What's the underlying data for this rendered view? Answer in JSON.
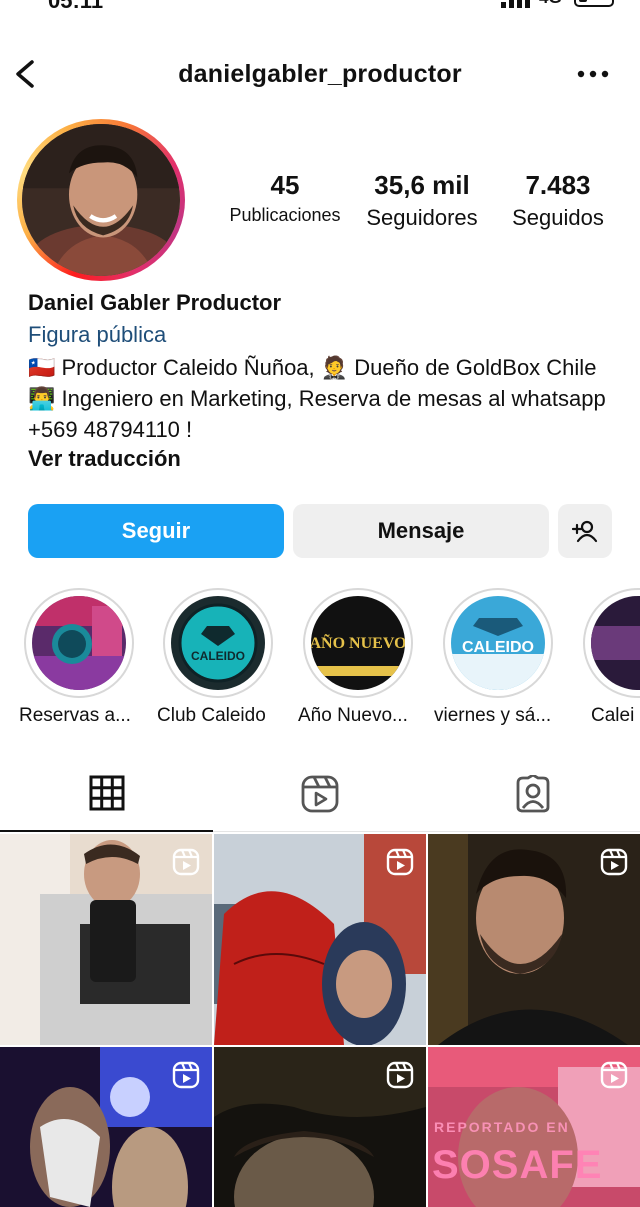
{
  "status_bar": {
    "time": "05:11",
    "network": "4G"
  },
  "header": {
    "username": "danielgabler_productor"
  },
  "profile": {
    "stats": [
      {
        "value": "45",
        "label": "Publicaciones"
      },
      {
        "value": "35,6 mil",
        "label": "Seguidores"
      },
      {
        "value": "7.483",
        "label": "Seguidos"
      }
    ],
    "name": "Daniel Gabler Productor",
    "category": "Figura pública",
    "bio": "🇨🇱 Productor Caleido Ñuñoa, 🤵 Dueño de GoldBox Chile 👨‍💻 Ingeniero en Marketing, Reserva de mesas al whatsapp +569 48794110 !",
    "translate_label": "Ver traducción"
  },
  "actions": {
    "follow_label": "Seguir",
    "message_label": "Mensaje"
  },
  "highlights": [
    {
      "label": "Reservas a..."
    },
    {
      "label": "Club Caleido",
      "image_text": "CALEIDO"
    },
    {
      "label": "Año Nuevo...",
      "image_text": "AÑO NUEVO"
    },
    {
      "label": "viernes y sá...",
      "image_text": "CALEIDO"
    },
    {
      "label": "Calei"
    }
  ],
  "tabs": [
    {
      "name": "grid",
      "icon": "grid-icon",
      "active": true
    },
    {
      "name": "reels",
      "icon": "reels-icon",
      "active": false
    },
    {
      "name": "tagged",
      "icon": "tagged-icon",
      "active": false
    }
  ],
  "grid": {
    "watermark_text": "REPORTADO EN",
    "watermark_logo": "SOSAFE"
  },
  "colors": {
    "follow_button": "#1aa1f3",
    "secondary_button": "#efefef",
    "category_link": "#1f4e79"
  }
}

---+---

Written instruction: Give back each entry exactly as it appears, with no pictures.

Correct result:
What's the underlying data for this rendered view? Answer in JSON.
{
  "status_bar": {
    "time": "05:11",
    "network": "4G"
  },
  "header": {
    "username": "danielgabler_productor"
  },
  "profile": {
    "stats": [
      {
        "value": "45",
        "label": "Publicaciones"
      },
      {
        "value": "35,6 mil",
        "label": "Seguidores"
      },
      {
        "value": "7.483",
        "label": "Seguidos"
      }
    ],
    "name": "Daniel Gabler Productor",
    "category": "Figura pública",
    "bio": "🇨🇱 Productor Caleido Ñuñoa, 🤵 Dueño de GoldBox Chile 👨‍💻 Ingeniero en Marketing, Reserva de mesas al whatsapp +569 48794110 !",
    "translate_label": "Ver traducción"
  },
  "actions": {
    "follow_label": "Seguir",
    "message_label": "Mensaje"
  },
  "highlights": [
    {
      "label": "Reservas a..."
    },
    {
      "label": "Club Caleido",
      "image_text": "CALEIDO"
    },
    {
      "label": "Año Nuevo...",
      "image_text": "AÑO NUEVO"
    },
    {
      "label": "viernes y sá...",
      "image_text": "CALEIDO"
    },
    {
      "label": "Calei"
    }
  ],
  "tabs": [
    {
      "name": "grid",
      "icon": "grid-icon",
      "active": true
    },
    {
      "name": "reels",
      "icon": "reels-icon",
      "active": false
    },
    {
      "name": "tagged",
      "icon": "tagged-icon",
      "active": false
    }
  ],
  "grid": {
    "watermark_text": "REPORTADO EN",
    "watermark_logo": "SOSAFE"
  },
  "colors": {
    "follow_button": "#1aa1f3",
    "secondary_button": "#efefef",
    "category_link": "#1f4e79"
  }
}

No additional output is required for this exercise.